Goal of the exercise: Only the number is wanted: tally the lines below that contain the word "content".
###
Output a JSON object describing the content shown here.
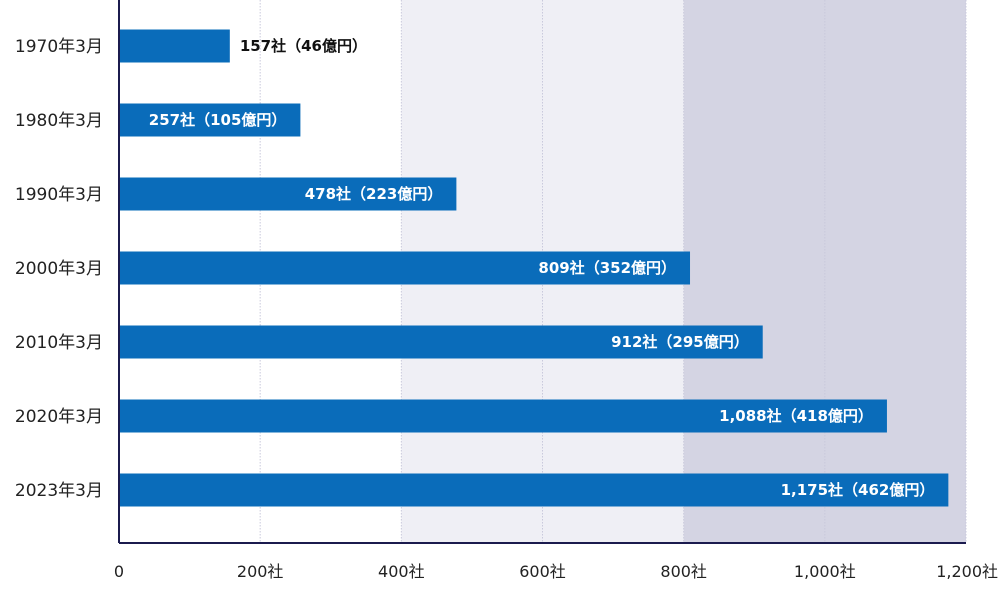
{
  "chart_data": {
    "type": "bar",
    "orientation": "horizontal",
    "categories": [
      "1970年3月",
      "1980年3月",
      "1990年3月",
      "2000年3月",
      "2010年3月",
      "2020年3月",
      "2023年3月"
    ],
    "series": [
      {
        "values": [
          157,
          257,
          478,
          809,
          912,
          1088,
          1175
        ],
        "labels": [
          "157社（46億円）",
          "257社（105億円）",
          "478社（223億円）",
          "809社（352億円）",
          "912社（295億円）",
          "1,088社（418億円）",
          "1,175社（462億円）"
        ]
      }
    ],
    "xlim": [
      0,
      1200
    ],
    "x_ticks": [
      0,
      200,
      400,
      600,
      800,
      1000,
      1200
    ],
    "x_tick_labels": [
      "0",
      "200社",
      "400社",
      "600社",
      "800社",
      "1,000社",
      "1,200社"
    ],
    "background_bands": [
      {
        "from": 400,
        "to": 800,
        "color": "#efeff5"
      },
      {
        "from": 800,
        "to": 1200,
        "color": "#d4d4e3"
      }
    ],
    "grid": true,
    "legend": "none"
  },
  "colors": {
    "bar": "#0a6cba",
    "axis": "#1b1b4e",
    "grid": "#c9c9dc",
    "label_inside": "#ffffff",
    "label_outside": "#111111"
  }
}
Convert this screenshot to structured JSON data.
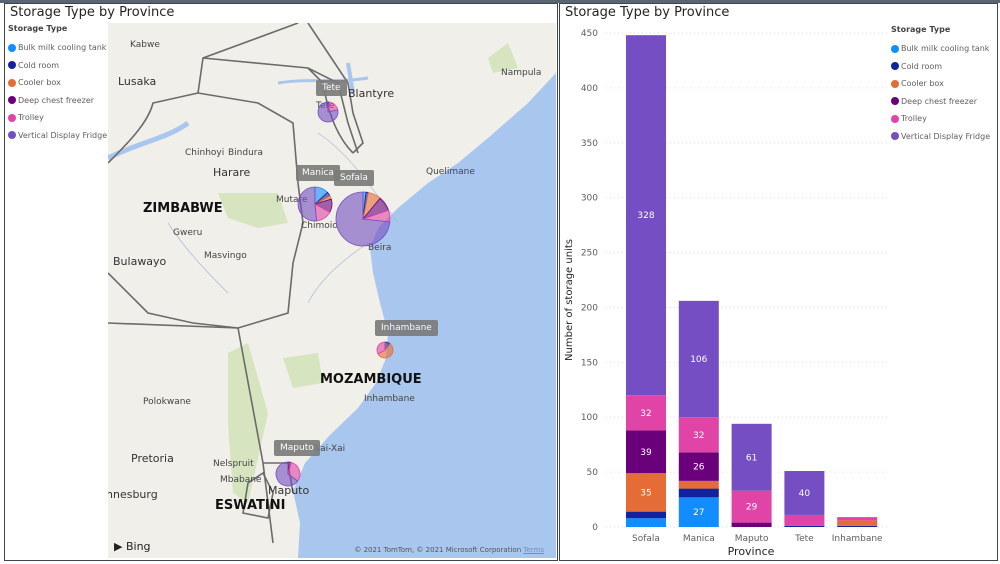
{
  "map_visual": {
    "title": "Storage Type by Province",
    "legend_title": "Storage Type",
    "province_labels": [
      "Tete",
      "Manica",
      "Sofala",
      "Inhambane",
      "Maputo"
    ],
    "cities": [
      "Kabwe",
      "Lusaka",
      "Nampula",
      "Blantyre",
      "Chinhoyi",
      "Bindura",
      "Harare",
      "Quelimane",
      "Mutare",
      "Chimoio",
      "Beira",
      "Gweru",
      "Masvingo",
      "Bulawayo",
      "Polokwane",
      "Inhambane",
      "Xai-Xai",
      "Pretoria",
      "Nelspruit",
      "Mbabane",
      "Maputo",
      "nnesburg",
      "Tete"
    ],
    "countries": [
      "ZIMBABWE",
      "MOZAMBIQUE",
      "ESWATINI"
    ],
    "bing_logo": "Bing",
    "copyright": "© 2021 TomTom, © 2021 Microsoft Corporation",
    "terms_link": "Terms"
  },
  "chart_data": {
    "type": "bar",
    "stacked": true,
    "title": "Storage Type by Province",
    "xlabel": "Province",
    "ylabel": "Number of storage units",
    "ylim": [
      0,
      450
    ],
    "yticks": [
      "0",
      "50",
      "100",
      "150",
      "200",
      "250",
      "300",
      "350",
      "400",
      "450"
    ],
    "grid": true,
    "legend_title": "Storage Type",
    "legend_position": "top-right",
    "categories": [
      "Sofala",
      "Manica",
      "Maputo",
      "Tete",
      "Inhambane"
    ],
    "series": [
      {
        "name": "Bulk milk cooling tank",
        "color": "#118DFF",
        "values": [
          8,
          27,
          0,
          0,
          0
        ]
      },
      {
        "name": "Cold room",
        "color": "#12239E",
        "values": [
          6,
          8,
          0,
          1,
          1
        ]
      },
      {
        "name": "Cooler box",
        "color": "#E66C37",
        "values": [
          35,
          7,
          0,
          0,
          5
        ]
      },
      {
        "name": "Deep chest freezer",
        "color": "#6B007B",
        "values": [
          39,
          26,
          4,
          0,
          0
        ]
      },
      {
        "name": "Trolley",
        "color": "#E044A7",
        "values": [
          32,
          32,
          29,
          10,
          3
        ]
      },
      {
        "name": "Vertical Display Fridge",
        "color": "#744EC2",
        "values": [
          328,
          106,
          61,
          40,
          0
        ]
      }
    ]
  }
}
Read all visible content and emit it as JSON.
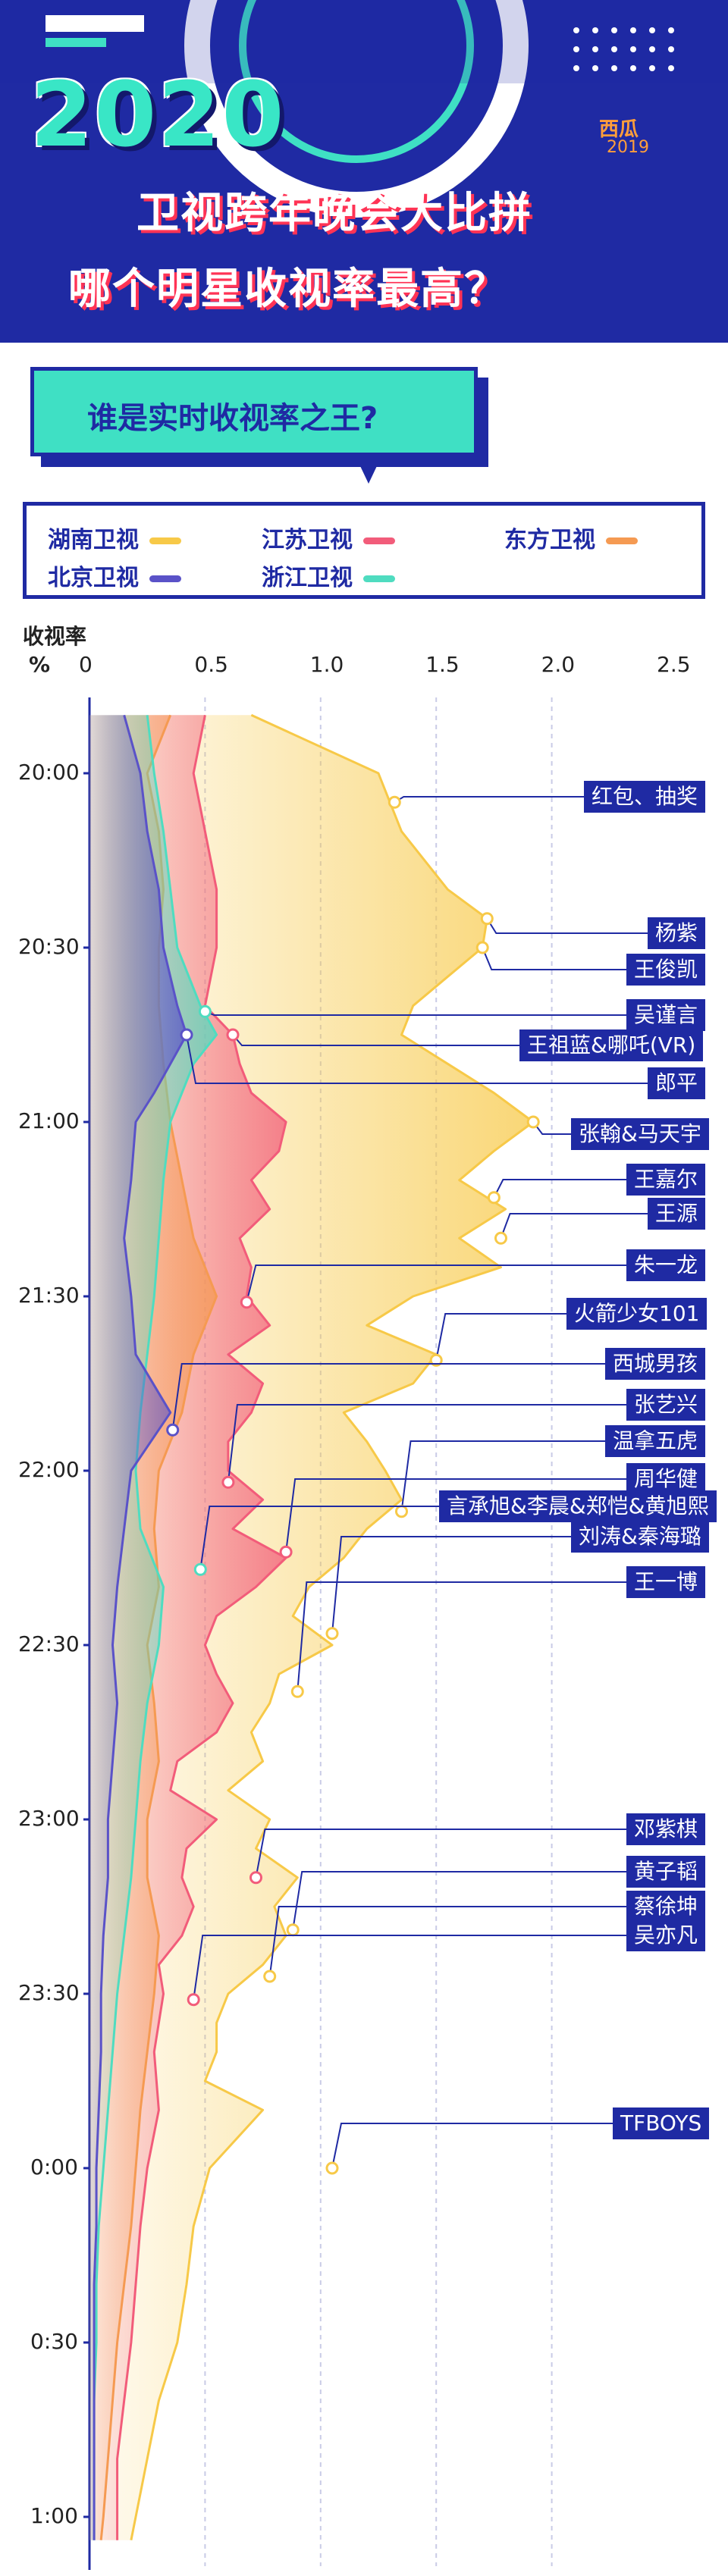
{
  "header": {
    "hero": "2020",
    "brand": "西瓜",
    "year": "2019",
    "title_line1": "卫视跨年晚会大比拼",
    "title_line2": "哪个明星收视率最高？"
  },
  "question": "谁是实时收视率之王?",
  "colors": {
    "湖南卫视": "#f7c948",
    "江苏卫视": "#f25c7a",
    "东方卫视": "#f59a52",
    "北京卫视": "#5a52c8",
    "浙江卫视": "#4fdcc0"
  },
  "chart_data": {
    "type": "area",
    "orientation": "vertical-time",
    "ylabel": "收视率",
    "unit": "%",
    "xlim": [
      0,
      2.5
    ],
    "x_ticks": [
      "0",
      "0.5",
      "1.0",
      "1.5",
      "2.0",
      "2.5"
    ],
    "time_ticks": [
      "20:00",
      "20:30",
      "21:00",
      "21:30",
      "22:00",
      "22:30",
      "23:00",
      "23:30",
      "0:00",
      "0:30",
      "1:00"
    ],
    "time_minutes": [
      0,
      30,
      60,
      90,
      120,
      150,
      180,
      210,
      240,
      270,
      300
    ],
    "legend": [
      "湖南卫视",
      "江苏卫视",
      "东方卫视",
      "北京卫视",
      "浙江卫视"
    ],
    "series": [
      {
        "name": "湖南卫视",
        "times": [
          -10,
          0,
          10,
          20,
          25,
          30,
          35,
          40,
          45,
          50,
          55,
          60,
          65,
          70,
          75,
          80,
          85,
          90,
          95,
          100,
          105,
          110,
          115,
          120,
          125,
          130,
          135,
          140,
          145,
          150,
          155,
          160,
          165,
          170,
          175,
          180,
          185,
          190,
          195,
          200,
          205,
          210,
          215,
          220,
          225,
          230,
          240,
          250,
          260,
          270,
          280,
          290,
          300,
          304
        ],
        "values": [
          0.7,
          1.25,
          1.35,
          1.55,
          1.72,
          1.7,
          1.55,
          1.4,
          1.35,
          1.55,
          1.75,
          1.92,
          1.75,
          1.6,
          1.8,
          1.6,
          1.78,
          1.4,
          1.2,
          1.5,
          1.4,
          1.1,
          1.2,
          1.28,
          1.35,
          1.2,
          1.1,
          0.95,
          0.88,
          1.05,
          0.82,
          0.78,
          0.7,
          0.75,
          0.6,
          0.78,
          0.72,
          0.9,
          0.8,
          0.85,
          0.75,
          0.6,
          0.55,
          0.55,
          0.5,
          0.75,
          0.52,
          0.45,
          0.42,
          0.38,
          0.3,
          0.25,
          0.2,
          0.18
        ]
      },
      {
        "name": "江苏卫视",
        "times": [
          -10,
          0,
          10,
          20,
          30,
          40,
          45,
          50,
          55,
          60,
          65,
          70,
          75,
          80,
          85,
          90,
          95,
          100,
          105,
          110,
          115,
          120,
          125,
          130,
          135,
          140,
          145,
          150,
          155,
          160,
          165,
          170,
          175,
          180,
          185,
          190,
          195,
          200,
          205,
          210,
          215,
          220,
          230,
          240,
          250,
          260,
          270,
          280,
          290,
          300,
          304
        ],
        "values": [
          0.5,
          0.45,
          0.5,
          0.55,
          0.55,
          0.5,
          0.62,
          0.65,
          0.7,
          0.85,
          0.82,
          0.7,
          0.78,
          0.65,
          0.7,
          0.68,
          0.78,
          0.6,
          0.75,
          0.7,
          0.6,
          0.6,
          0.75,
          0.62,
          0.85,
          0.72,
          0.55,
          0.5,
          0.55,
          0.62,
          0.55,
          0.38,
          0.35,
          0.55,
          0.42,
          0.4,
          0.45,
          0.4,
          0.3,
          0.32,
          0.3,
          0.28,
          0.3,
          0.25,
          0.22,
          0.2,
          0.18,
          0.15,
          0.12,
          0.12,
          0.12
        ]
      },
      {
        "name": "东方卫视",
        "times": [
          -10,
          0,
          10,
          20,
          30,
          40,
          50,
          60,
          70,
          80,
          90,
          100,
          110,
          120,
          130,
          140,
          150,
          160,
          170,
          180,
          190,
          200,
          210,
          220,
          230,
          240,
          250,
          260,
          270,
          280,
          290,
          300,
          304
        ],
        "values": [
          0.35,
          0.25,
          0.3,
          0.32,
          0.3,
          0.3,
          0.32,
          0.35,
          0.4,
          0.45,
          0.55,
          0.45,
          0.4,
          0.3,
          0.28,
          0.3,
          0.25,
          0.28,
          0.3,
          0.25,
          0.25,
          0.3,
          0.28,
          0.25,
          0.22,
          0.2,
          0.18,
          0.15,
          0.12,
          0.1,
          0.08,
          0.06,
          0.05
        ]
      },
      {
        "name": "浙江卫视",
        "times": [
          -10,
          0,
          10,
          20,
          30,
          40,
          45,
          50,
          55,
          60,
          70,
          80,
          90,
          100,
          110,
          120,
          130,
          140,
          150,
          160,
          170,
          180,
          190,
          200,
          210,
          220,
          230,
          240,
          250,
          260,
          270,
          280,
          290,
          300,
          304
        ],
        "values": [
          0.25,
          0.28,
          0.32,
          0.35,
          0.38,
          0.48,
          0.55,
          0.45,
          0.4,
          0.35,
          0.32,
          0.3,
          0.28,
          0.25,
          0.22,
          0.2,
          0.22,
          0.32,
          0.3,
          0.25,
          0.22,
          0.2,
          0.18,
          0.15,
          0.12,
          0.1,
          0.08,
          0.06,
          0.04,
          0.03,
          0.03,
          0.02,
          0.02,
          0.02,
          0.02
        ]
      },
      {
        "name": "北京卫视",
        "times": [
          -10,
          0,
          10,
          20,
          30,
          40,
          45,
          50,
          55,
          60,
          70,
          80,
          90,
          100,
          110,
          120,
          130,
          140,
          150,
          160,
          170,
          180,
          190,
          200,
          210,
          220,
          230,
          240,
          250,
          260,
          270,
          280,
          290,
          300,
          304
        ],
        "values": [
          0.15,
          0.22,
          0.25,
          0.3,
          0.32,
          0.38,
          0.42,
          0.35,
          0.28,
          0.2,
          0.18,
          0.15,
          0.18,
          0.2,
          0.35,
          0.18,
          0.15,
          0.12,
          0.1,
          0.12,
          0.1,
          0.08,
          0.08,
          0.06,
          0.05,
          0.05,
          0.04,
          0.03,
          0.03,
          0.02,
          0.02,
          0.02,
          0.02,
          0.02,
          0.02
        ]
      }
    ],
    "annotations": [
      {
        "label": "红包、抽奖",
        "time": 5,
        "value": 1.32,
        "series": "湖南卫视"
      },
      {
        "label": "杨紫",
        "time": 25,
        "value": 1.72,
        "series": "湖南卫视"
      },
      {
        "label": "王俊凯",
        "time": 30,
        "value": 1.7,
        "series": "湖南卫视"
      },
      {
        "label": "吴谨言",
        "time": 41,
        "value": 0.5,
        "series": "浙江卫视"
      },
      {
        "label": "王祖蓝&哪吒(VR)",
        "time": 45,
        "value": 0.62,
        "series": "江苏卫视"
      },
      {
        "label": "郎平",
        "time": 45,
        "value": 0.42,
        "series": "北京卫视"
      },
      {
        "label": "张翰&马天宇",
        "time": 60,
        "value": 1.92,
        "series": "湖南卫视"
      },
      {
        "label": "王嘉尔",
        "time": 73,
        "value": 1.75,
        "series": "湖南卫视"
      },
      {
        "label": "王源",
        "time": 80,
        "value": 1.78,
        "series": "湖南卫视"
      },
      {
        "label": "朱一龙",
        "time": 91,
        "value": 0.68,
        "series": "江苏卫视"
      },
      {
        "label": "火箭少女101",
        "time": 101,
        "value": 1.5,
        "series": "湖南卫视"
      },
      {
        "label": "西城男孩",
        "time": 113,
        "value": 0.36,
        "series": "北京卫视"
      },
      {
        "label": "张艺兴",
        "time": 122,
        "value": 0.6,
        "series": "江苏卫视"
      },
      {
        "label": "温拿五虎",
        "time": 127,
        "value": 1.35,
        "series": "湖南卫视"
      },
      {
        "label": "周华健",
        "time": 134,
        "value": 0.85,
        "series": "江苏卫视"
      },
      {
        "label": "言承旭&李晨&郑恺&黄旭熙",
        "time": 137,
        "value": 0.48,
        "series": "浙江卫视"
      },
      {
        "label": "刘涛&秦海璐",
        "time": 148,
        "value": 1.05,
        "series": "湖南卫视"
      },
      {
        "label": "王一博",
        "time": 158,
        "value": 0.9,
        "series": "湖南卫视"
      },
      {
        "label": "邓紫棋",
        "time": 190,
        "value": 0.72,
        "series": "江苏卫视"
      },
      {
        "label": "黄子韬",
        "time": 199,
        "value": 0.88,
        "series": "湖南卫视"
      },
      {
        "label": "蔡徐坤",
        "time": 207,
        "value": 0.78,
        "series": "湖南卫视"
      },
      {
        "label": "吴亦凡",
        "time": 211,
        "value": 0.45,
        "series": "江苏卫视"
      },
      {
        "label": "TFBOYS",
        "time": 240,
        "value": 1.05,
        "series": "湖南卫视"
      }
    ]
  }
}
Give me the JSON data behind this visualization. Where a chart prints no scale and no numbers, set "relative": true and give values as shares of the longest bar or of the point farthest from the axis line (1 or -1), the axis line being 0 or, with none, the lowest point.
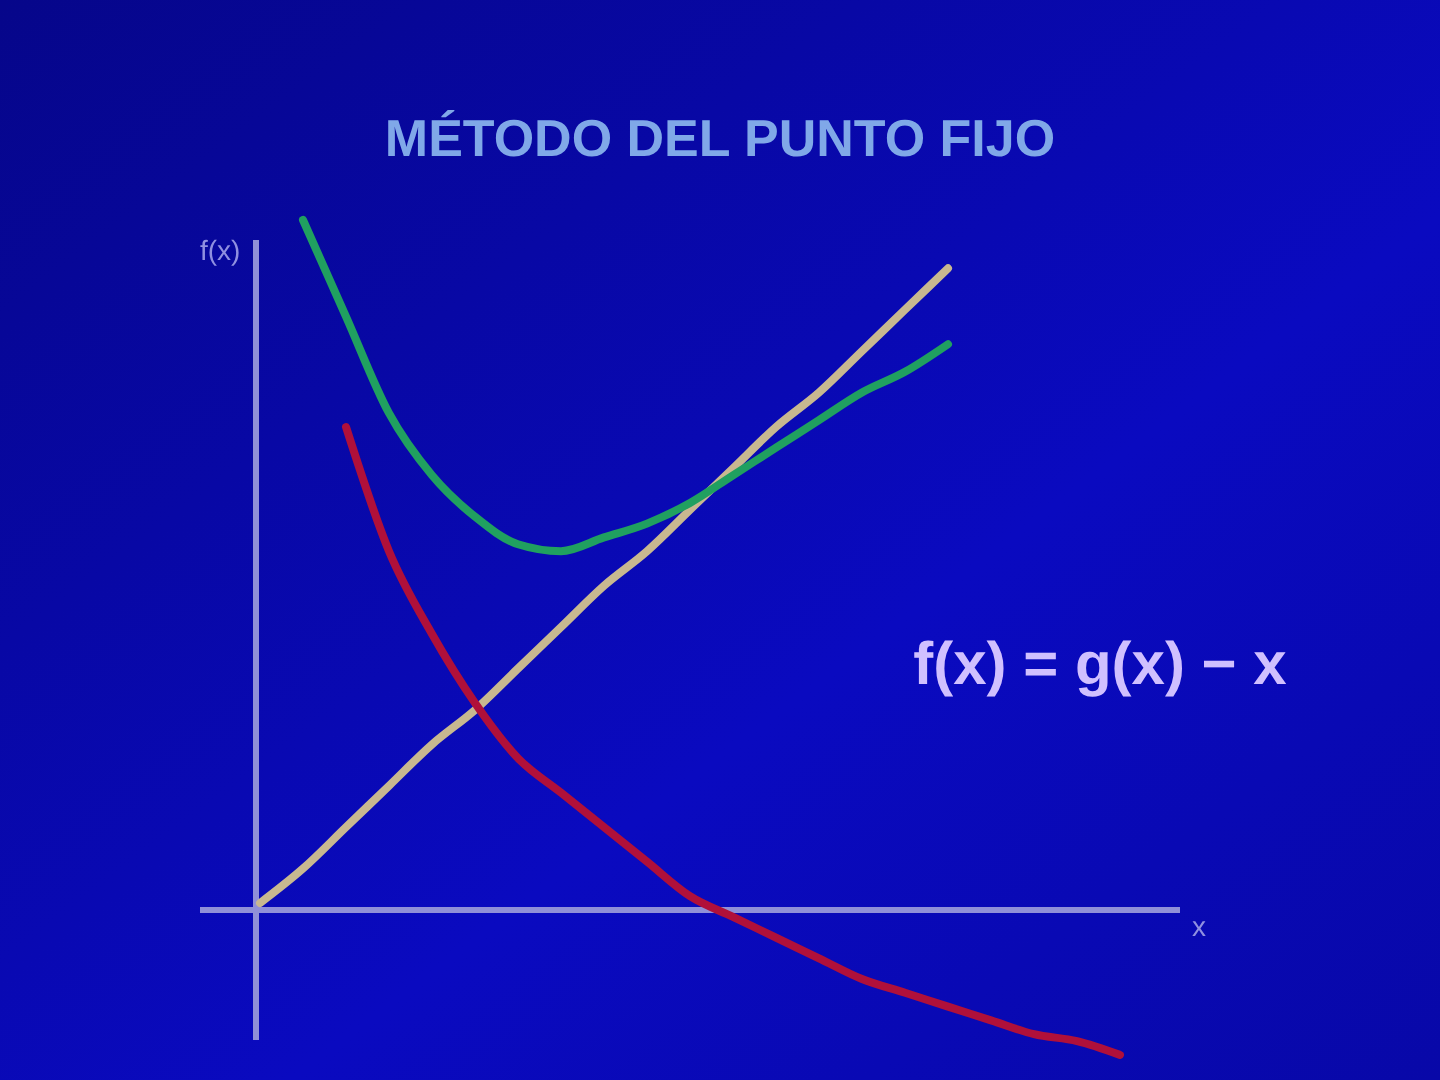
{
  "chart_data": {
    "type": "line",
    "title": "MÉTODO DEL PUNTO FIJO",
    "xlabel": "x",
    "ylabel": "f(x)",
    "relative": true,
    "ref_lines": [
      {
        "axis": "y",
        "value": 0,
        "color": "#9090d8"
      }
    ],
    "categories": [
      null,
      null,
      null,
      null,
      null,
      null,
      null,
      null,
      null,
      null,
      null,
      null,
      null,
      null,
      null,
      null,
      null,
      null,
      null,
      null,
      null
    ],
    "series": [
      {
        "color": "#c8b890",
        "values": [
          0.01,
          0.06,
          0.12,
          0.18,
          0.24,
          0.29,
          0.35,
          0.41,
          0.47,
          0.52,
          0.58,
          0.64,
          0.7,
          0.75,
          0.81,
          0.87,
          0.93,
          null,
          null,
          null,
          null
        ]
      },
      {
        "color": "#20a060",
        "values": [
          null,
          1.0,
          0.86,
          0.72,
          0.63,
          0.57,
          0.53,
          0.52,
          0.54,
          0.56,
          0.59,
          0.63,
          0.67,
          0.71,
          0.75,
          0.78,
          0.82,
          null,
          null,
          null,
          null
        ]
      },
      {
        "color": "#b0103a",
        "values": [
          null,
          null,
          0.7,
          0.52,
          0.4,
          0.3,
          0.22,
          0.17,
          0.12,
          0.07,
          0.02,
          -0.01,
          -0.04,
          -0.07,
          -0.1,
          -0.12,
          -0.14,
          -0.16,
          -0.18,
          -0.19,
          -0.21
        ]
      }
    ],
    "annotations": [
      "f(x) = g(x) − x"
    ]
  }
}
###
Written response: 2